§ Aim of the task
Looking at the listing beneath, work out how many lines hold "illustration" and report only that figure.
★ ★ ★ ★ ★ ★ ★
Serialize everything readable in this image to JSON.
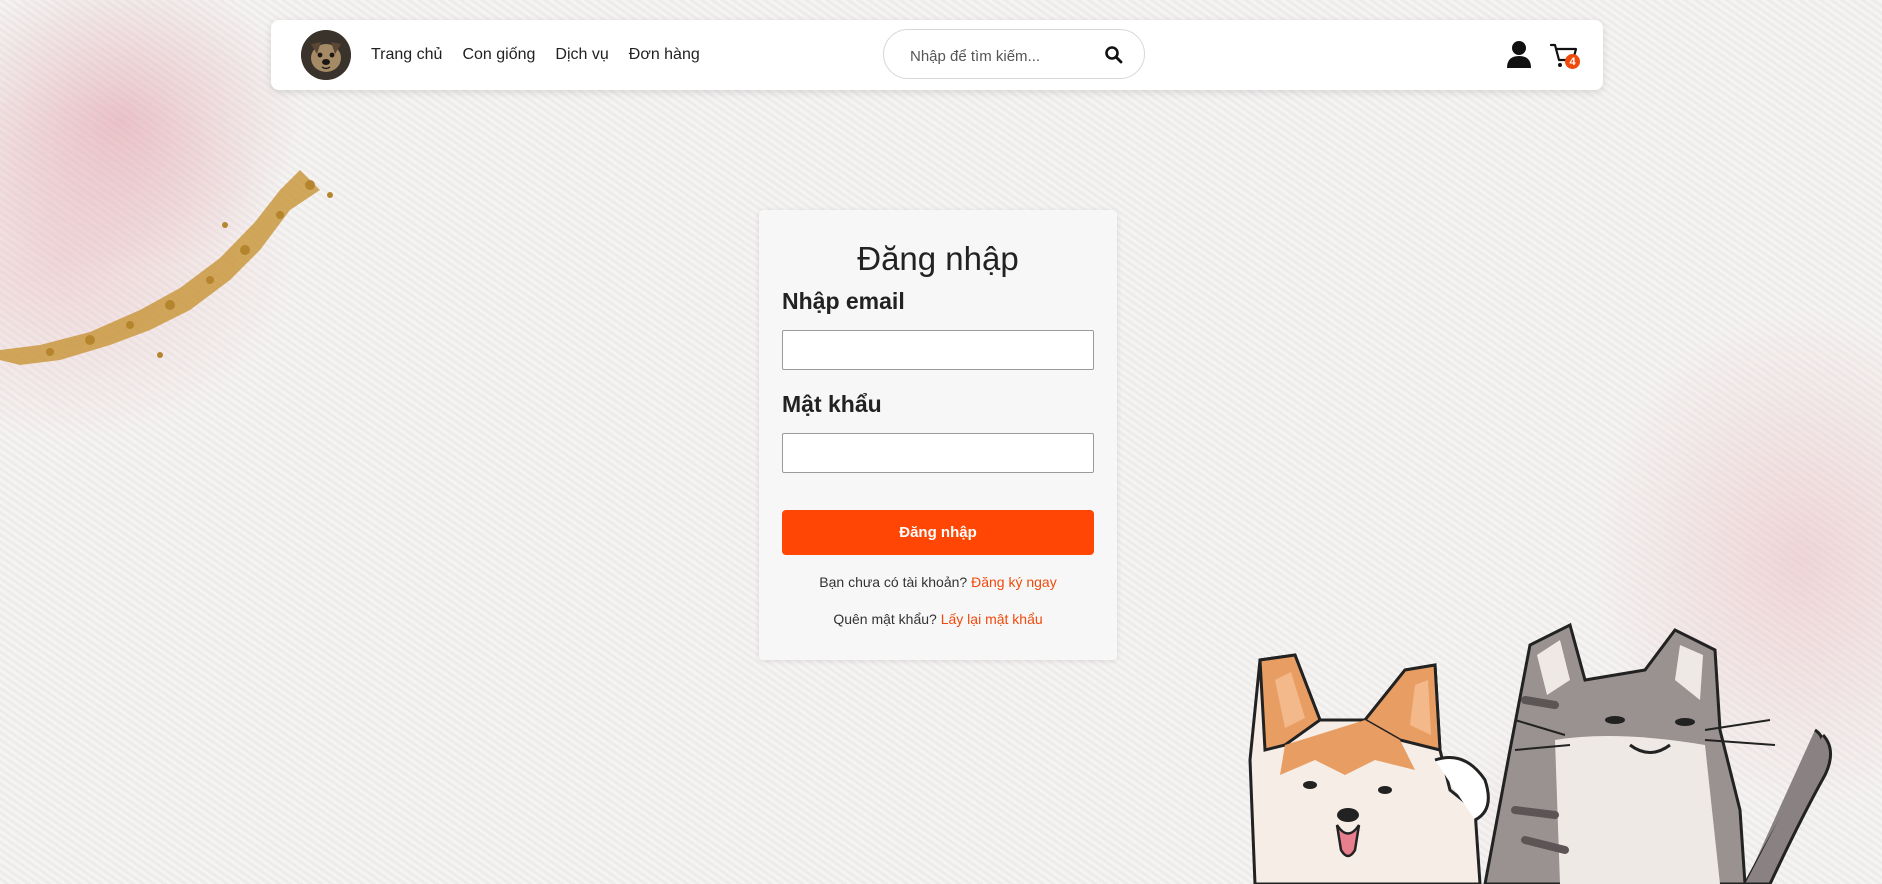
{
  "header": {
    "logo_alt": "dog-avatar",
    "nav": [
      "Trang chủ",
      "Con giống",
      "Dịch vụ",
      "Đơn hàng"
    ],
    "search": {
      "placeholder": "Nhập để tìm kiếm...",
      "value": ""
    },
    "cart_count": "4"
  },
  "login": {
    "title": "Đăng nhập",
    "email_label": "Nhập email",
    "email_value": "",
    "password_label": "Mật khẩu",
    "password_value": "",
    "submit_label": "Đăng nhập",
    "register_prompt": "Bạn chưa có tài khoản?",
    "register_link": "Đăng ký ngay",
    "forgot_prompt": "Quên mật khẩu?",
    "forgot_link": "Lấy lại mật khẩu"
  },
  "colors": {
    "accent": "#ff4605",
    "badge": "#f04a0b",
    "background": "#f2f0ef"
  },
  "icons": [
    "dog-avatar",
    "search-icon",
    "user-icon",
    "cart-icon",
    "corgi-illustration",
    "cat-illustration"
  ]
}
★ ★ ★ ★ ★ ★ ★
§ Exercise solution
2